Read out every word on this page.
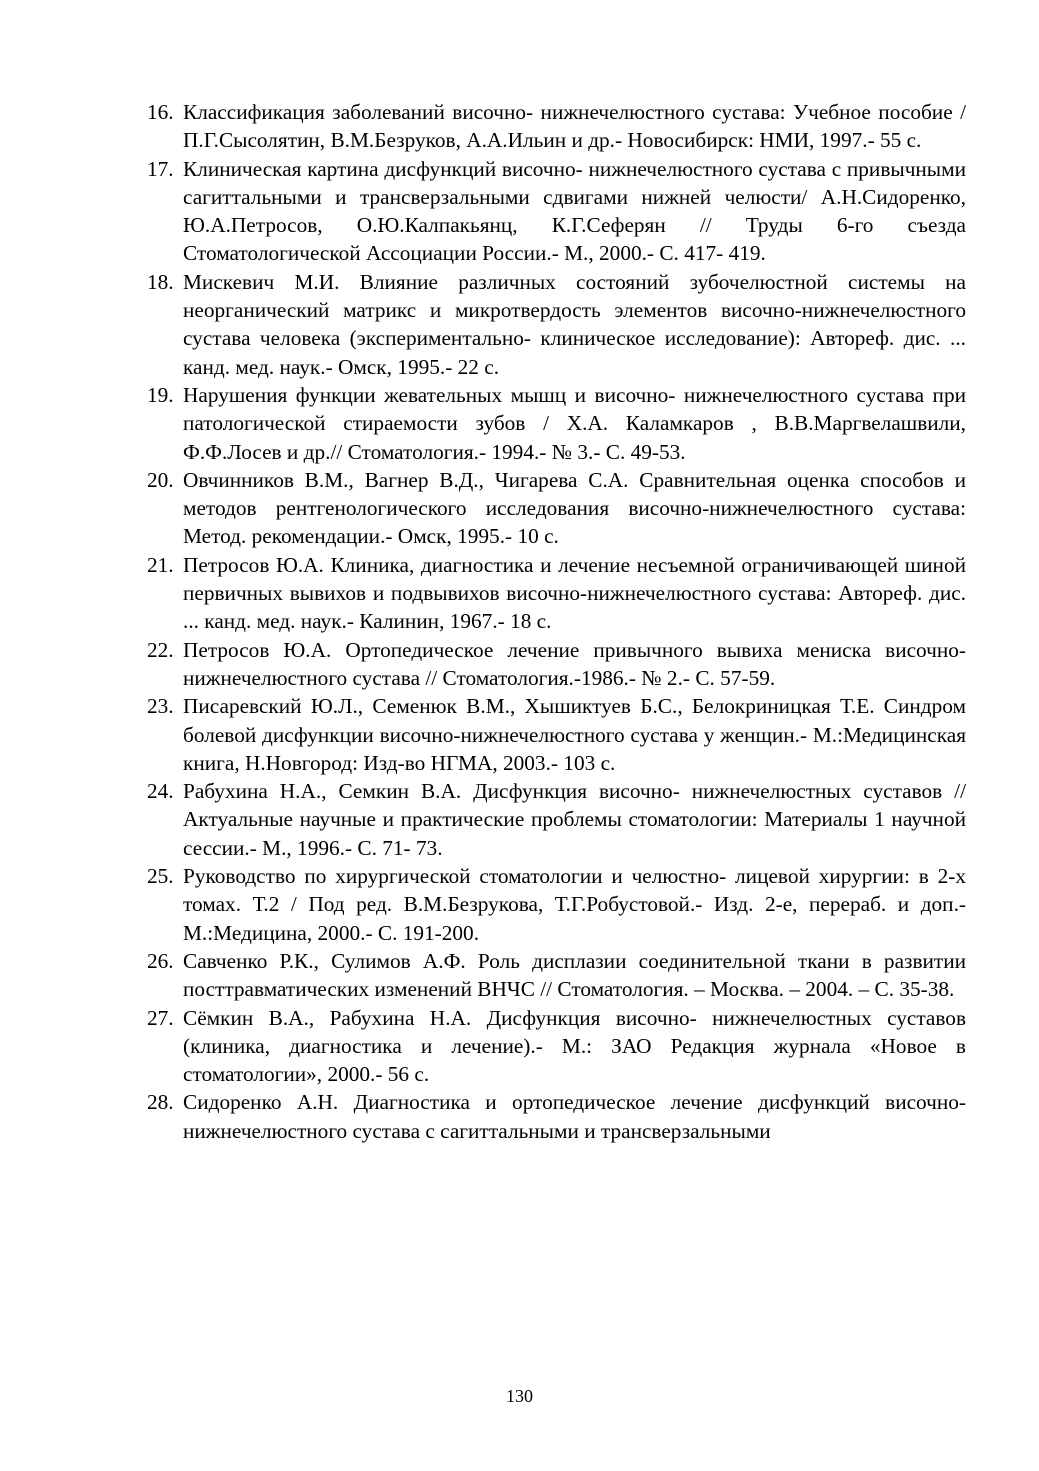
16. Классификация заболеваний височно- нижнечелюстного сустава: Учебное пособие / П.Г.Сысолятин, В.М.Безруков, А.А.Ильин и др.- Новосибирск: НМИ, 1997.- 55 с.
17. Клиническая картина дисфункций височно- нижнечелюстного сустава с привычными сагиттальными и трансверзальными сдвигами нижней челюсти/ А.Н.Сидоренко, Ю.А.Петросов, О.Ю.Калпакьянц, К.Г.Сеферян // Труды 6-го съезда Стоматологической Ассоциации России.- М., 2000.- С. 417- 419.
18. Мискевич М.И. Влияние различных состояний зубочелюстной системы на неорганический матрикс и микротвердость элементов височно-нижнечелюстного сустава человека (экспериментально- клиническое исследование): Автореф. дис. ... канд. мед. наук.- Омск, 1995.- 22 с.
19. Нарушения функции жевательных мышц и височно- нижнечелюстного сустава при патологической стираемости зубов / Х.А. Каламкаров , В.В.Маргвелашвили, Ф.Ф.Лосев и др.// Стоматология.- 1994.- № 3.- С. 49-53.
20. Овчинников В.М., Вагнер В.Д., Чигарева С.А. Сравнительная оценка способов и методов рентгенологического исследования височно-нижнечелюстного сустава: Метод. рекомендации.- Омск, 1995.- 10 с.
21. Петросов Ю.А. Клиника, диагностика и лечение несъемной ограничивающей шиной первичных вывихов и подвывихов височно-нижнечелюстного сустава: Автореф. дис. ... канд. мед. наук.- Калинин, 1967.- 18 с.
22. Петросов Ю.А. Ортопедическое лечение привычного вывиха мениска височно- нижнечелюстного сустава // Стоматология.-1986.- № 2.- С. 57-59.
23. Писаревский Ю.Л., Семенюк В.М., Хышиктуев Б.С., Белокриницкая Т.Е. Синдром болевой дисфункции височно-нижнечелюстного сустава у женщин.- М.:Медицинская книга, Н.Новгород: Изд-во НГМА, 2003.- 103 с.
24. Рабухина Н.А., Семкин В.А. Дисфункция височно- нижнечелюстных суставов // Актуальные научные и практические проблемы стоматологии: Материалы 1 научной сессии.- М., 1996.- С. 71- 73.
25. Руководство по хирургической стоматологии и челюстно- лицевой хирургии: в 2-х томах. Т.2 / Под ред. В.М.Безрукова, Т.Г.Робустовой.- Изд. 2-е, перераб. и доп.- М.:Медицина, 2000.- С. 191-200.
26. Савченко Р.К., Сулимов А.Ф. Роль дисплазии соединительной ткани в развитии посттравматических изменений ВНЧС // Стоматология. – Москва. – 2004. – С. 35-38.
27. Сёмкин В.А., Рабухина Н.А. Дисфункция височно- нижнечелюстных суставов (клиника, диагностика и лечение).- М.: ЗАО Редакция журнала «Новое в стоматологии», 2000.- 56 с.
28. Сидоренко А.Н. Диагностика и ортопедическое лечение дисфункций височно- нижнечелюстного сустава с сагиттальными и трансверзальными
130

Written exercise: Which lines include "Дисфункция"? Copy each of them out.

Expected answer:
24. Рабухина Н.А., Семкин В.А. Дисфункция височно- нижнечелюстных суставов // Актуальные научные и практические проблемы стоматологии: Материалы 1 научной сессии.- М., 1996.- С. 71- 73.
27. Сёмкин В.А., Рабухина Н.А. Дисфункция височно- нижнечелюстных суставов (клиника, диагностика и лечение).- М.: ЗАО Редакция журнала «Новое в стоматологии», 2000.- 56 с.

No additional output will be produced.